Go through the material below and copy all lines with "subtitle".

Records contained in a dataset
[START]

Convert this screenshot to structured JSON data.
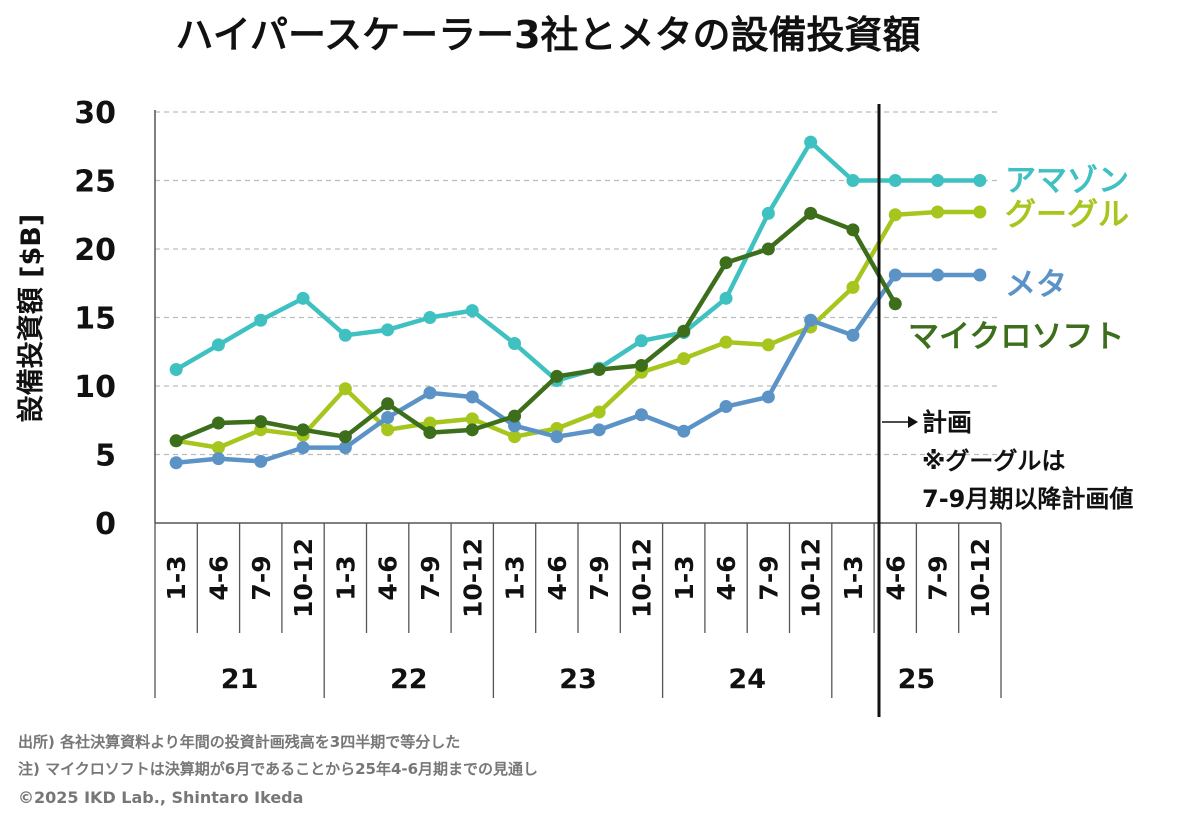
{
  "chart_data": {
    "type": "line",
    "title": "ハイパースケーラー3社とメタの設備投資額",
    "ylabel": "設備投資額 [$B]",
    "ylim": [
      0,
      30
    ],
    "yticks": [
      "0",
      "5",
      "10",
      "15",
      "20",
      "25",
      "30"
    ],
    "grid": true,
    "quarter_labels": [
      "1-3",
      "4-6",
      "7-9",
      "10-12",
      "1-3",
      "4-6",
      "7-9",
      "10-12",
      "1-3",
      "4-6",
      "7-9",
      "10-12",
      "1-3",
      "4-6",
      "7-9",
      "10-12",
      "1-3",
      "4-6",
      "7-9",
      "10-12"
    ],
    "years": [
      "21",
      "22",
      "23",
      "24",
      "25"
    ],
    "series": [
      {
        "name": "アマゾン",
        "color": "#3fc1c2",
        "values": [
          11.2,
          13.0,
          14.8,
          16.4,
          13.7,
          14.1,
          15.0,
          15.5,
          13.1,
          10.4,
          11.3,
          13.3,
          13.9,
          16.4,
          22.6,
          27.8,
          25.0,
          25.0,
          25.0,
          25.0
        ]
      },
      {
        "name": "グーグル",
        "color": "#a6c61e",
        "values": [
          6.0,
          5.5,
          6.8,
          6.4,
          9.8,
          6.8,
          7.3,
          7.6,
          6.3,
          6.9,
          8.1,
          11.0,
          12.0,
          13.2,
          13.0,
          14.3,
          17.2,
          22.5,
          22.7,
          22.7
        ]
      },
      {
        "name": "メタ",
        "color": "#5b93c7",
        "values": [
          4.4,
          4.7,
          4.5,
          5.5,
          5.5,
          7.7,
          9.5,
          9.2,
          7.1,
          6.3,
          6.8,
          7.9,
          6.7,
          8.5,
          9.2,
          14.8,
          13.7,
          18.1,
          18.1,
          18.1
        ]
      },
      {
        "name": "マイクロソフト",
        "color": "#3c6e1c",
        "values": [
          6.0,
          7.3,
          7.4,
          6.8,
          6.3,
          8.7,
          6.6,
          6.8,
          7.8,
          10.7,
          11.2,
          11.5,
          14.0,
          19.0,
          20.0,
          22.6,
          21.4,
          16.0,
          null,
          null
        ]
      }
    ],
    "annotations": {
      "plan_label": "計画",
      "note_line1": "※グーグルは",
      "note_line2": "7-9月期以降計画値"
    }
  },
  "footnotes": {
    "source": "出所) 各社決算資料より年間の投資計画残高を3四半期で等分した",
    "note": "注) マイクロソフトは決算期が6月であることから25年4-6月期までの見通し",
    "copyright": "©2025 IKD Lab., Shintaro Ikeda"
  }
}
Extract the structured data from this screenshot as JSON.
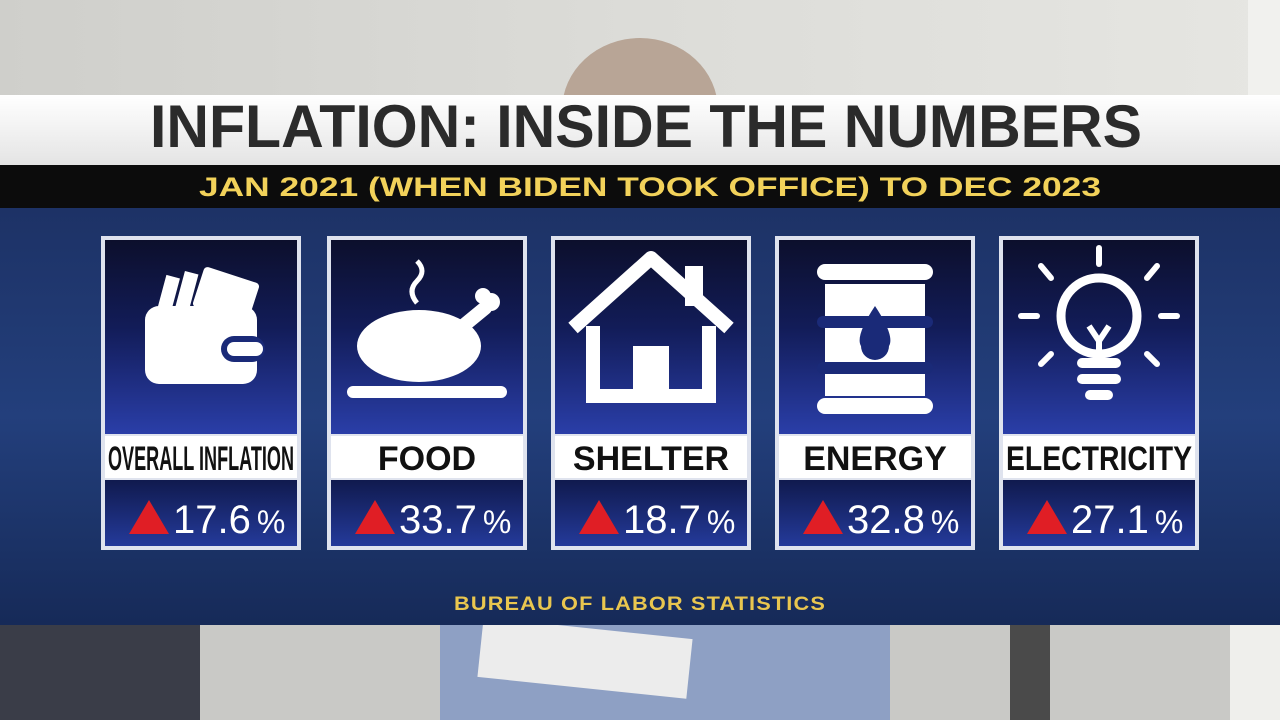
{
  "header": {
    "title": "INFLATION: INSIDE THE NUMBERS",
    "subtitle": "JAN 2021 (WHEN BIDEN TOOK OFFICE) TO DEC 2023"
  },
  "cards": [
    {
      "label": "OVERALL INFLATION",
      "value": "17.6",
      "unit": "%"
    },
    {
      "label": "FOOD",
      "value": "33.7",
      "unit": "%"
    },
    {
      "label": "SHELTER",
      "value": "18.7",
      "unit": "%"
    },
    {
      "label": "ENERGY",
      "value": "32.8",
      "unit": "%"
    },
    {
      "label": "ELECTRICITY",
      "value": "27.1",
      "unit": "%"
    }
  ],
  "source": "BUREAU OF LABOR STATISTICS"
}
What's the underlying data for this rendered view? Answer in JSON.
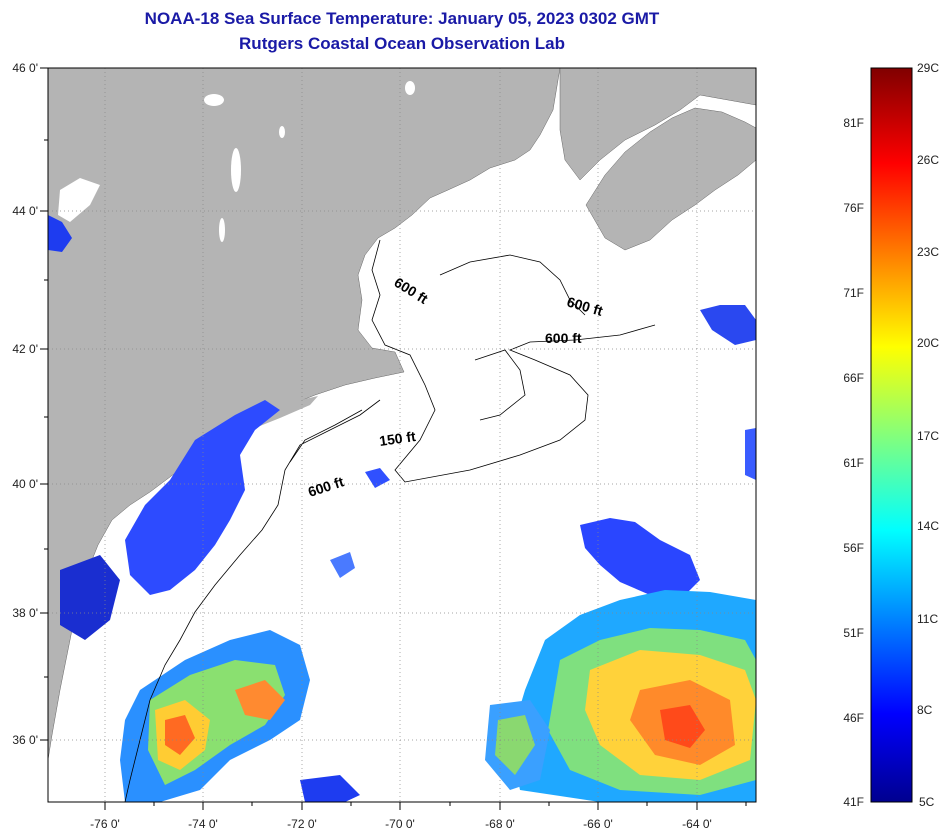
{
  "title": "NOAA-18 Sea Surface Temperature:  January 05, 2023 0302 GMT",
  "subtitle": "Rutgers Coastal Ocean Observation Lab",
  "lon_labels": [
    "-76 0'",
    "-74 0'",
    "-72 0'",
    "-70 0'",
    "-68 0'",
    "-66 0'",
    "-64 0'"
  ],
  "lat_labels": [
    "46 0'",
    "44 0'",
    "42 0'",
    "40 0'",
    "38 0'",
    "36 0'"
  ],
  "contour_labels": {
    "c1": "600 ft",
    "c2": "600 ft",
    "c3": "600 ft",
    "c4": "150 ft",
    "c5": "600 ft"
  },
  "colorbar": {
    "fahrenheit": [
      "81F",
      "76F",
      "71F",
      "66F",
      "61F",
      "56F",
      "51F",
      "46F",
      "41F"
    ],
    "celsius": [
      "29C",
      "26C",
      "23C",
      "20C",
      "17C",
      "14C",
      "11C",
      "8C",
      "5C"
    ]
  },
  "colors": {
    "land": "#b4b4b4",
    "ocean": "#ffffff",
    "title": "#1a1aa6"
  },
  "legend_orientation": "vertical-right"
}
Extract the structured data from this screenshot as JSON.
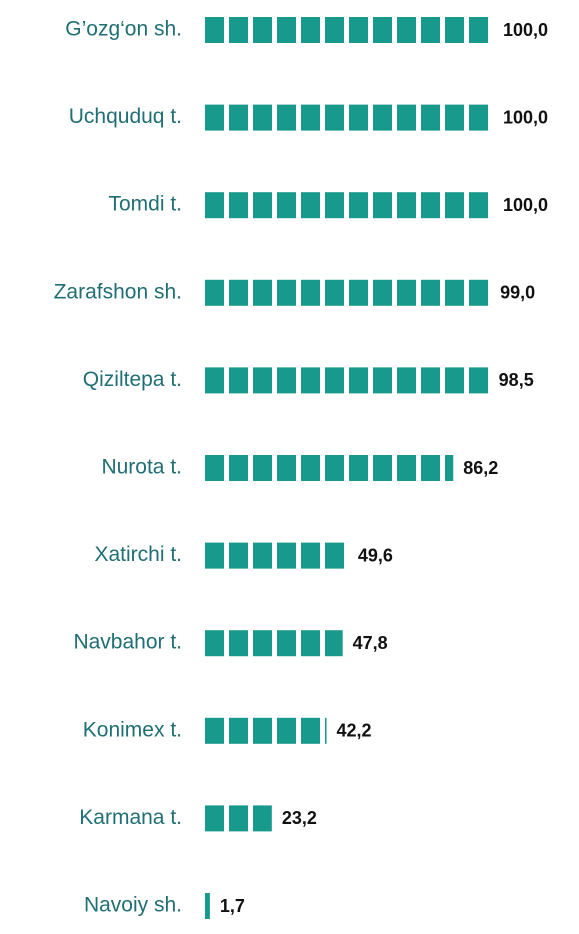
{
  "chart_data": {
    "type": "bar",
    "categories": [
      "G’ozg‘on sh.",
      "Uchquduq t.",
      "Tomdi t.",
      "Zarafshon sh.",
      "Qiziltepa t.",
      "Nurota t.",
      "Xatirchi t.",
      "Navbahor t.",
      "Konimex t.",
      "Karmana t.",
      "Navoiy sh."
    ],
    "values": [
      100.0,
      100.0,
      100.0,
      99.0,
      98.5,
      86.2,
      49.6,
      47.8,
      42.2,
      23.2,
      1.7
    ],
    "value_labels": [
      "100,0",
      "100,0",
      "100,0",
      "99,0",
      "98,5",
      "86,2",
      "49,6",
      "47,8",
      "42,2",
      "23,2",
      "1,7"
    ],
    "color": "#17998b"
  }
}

[END]

▶ **EXPECTED ANSWER**:
    "subtitle": "JAN 2021 (WHEN BIDEN TOOK OFFICE) TO DEC 2023"
  "subtitle": "Rutgers Coastal Ocean Observation Lab",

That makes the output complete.